begin Exercise inputs

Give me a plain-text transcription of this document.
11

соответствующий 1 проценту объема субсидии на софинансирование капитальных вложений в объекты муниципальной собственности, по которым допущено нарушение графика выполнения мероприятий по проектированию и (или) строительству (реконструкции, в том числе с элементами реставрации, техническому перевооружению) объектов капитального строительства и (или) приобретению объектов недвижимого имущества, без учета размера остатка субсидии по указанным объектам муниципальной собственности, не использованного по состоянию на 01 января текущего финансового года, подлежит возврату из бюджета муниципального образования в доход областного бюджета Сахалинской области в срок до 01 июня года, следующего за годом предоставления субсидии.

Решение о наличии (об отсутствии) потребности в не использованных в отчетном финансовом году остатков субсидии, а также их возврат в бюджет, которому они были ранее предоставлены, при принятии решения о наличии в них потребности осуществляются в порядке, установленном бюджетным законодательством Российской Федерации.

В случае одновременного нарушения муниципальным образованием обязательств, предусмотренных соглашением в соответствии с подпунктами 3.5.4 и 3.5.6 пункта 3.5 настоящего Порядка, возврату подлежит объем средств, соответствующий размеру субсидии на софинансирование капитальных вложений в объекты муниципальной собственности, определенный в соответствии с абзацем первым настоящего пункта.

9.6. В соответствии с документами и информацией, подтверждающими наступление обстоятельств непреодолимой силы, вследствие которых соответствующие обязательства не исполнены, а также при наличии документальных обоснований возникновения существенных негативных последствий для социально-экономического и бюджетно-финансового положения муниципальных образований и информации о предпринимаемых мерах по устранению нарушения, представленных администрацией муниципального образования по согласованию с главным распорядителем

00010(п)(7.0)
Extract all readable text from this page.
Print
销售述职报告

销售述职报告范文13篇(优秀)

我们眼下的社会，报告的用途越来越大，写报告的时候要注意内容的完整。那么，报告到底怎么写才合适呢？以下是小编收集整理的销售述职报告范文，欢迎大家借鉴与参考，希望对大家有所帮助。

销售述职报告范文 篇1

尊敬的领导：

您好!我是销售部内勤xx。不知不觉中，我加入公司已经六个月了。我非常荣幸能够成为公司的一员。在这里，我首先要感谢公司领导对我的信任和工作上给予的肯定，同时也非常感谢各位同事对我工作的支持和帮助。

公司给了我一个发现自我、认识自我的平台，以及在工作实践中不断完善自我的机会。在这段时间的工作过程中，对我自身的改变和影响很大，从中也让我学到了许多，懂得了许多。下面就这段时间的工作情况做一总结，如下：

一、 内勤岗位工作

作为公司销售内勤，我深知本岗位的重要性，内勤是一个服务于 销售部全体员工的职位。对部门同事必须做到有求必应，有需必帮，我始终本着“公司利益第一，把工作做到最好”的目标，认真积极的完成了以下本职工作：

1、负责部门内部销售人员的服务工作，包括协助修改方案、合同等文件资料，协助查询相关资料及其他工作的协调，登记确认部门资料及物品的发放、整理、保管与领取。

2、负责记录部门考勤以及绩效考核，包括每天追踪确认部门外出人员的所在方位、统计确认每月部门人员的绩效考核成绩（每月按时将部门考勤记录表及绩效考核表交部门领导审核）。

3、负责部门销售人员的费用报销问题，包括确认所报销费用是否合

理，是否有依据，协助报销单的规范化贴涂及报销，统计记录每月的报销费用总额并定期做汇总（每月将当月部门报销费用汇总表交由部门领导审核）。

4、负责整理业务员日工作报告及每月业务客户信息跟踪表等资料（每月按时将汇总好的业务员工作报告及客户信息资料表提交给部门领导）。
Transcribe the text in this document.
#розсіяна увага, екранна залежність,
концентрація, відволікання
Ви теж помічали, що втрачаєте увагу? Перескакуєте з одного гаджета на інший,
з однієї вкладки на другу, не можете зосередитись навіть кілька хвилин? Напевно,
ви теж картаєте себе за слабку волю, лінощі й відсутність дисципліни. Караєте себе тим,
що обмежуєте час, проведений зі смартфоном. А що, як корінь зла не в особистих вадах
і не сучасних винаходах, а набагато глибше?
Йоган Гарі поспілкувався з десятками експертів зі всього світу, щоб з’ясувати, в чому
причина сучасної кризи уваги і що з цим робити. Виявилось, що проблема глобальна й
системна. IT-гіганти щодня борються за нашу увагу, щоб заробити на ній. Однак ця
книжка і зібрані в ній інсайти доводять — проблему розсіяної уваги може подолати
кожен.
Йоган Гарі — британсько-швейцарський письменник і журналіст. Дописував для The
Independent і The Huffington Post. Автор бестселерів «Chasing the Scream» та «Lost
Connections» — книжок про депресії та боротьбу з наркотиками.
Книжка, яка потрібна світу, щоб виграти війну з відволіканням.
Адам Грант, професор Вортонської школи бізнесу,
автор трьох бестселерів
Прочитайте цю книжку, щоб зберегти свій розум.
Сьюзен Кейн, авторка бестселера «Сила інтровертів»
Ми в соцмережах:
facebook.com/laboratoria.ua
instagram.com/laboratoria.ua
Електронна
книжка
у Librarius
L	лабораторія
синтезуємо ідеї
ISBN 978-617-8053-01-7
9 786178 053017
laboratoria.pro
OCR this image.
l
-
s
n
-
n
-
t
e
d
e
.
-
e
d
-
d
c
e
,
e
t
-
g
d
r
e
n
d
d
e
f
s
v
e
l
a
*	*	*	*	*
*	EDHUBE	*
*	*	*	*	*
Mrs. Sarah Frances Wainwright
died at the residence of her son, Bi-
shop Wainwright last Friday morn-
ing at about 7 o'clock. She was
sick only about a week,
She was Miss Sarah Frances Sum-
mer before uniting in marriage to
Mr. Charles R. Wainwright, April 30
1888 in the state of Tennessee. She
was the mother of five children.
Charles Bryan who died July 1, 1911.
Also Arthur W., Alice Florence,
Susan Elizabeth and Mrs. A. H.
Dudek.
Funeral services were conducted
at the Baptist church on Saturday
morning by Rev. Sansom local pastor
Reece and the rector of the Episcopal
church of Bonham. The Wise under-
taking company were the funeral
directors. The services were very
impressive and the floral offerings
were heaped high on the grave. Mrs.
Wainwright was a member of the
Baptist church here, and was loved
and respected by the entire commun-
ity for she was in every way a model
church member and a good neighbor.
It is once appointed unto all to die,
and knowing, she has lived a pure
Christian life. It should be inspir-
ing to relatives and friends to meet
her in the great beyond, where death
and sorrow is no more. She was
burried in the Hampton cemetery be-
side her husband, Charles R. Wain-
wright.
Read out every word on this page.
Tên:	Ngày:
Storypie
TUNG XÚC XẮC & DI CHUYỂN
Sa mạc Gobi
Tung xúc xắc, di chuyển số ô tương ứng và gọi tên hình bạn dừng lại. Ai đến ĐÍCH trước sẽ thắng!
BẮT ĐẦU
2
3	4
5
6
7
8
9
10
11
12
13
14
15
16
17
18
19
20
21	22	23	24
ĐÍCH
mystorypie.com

end Exercise inputs

* Directions
Each line of the listing should be copied exactly.

* Output of the exercise
Give me a plain-text transcription of this document.
11

соответствующий 1 проценту объема субсидии на софинансирование капитальных вложений в объекты муниципальной собственности, по которым допущено нарушение графика выполнения мероприятий по проектированию и (или) строительству (реконструкции, в том числе с элементами реставрации, техническому перевооружению) объектов капитального строительства и (или) приобретению объектов недвижимого имущества, без учета размера остатка субсидии по указанным объектам муниципальной собственности, не использованного по состоянию на 01 января текущего финансового года, подлежит возврату из бюджета муниципального образования в доход областного бюджета Сахалинской области в срок до 01 июня года, следующего за годом предоставления субсидии.

Решение о наличии (об отсутствии) потребности в не использованных в отчетном финансовом году остатков субсидии, а также их возврат в бюджет, которому они были ранее предоставлены, при принятии решения о наличии в них потребности осуществляются в порядке, установленном бюджетным законодательством Российской Федерации.

В случае одновременного нарушения муниципальным образованием обязательств, предусмотренных соглашением в соответствии с подпунктами 3.5.4 и 3.5.6 пункта 3.5 настоящего Порядка, возврату подлежит объем средств, соответствующий размеру субсидии на софинансирование капитальных вложений в объекты муниципальной собственности, определенный в соответствии с абзацем первым настоящего пункта.

9.6. В соответствии с документами и информацией, подтверждающими наступление обстоятельств непреодолимой силы, вследствие которых соответствующие обязательства не исполнены, а также при наличии документальных обоснований возникновения существенных негативных последствий для социально-экономического и бюджетно-финансового положения муниципальных образований и информации о предпринимаемых мерах по устранению нарушения, представленных администрацией муниципального образования по согласованию с главным распорядителем

00010(п)(7.0)
Extract all readable text from this page.
Print
销售述职报告

销售述职报告范文13篇(优秀)

我们眼下的社会，报告的用途越来越大，写报告的时候要注意内容的完整。那么，报告到底怎么写才合适呢？以下是小编收集整理的销售述职报告范文，欢迎大家借鉴与参考，希望对大家有所帮助。

销售述职报告范文 篇1

尊敬的领导：

您好!我是销售部内勤xx。不知不觉中，我加入公司已经六个月了。我非常荣幸能够成为公司的一员。在这里，我首先要感谢公司领导对我的信任和工作上给予的肯定，同时也非常感谢各位同事对我工作的支持和帮助。

公司给了我一个发现自我、认识自我的平台，以及在工作实践中不断完善自我的机会。在这段时间的工作过程中，对我自身的改变和影响很大，从中也让我学到了许多，懂得了许多。下面就这段时间的工作情况做一总结，如下：

一、 内勤岗位工作

作为公司销售内勤，我深知本岗位的重要性，内勤是一个服务于 销售部全体员工的职位。对部门同事必须做到有求必应，有需必帮，我始终本着“公司利益第一，把工作做到最好”的目标，认真积极的完成了以下本职工作：

1、负责部门内部销售人员的服务工作，包括协助修改方案、合同等文件资料，协助查询相关资料及其他工作的协调，登记确认部门资料及物品的发放、整理、保管与领取。

2、负责记录部门考勤以及绩效考核，包括每天追踪确认部门外出人员的所在方位、统计确认每月部门人员的绩效考核成绩（每月按时将部门考勤记录表及绩效考核表交部门领导审核）。

3、负责部门销售人员的费用报销问题，包括确认所报销费用是否合

理，是否有依据，协助报销单的规范化贴涂及报销，统计记录每月的报销费用总额并定期做汇总（每月将当月部门报销费用汇总表交由部门领导审核）。

4、负责整理业务员日工作报告及每月业务客户信息跟踪表等资料（每月按时将汇总好的业务员工作报告及客户信息资料表提交给部门领导）。
Transcribe the text in this document.
#розсіяна увага, екранна залежність,
концентрація, відволікання
Ви теж помічали, що втрачаєте увагу? Перескакуєте з одного гаджета на інший,
з однієї вкладки на другу, не можете зосередитись навіть кілька хвилин? Напевно,
ви теж картаєте себе за слабку волю, лінощі й відсутність дисципліни. Караєте себе тим,
що обмежуєте час, проведений зі смартфоном. А що, як корінь зла не в особистих вадах
і не сучасних винаходах, а набагато глибше?
Йоган Гарі поспілкувався з десятками експертів зі всього світу, щоб з’ясувати, в чому
причина сучасної кризи уваги і що з цим робити. Виявилось, що проблема глобальна й
системна. IT-гіганти щодня борються за нашу увагу, щоб заробити на ній. Однак ця
книжка і зібрані в ній інсайти доводять — проблему розсіяної уваги може подолати
кожен.
Йоган Гарі — британсько-швейцарський письменник і журналіст. Дописував для The
Independent і The Huffington Post. Автор бестселерів «Chasing the Scream» та «Lost
Connections» — книжок про депресії та боротьбу з наркотиками.
Книжка, яка потрібна світу, щоб виграти війну з відволіканням.
Адам Грант, професор Вортонської школи бізнесу,
автор трьох бестселерів
Прочитайте цю книжку, щоб зберегти свій розум.
Сьюзен Кейн, авторка бестселера «Сила інтровертів»
Ми в соцмережах:
facebook.com/laboratoria.ua
instagram.com/laboratoria.ua
Електронна
книжка
у Librarius
L	лабораторія
синтезуємо ідеї
ISBN 978-617-8053-01-7
9 786178 053017
laboratoria.pro
OCR this image.
l
-
s
n
-
n
-
t
e
d
e
.
-
e
d
-
d
c
e
,
e
t
-
g
d
r
e
n
d
d
e
f
s
v
e
l
a
*	*	*	*	*
*	EDHUBE	*
*	*	*	*	*
Mrs. Sarah Frances Wainwright
died at the residence of her son, Bi-
shop Wainwright last Friday morn-
ing at about 7 o'clock. She was
sick only about a week,
She was Miss Sarah Frances Sum-
mer before uniting in marriage to
Mr. Charles R. Wainwright, April 30
1888 in the state of Tennessee. She
was the mother of five children.
Charles Bryan who died July 1, 1911.
Also Arthur W., Alice Florence,
Susan Elizabeth and Mrs. A. H.
Dudek.
Funeral services were conducted
at the Baptist church on Saturday
morning by Rev. Sansom local pastor
Reece and the rector of the Episcopal
church of Bonham. The Wise under-
taking company were the funeral
directors. The services were very
impressive and the floral offerings
were heaped high on the grave. Mrs.
Wainwright was a member of the
Baptist church here, and was loved
and respected by the entire commun-
ity for she was in every way a model
church member and a good neighbor.
It is once appointed unto all to die,
and knowing, she has lived a pure
Christian life. It should be inspir-
ing to relatives and friends to meet
her in the great beyond, where death
and sorrow is no more. She was
burried in the Hampton cemetery be-
side her husband, Charles R. Wain-
wright.
Read out every word on this page.
Tên:	Ngày:
Storypie
TUNG XÚC XẮC & DI CHUYỂN
Sa mạc Gobi
Tung xúc xắc, di chuyển số ô tương ứng và gọi tên hình bạn dừng lại. Ai đến ĐÍCH trước sẽ thắng!
BẮT ĐẦU
2
3	4
5
6
7
8
9
10
11
12
13
14
15
16
17
18
19
20
21	22	23	24
ĐÍCH
mystorypie.com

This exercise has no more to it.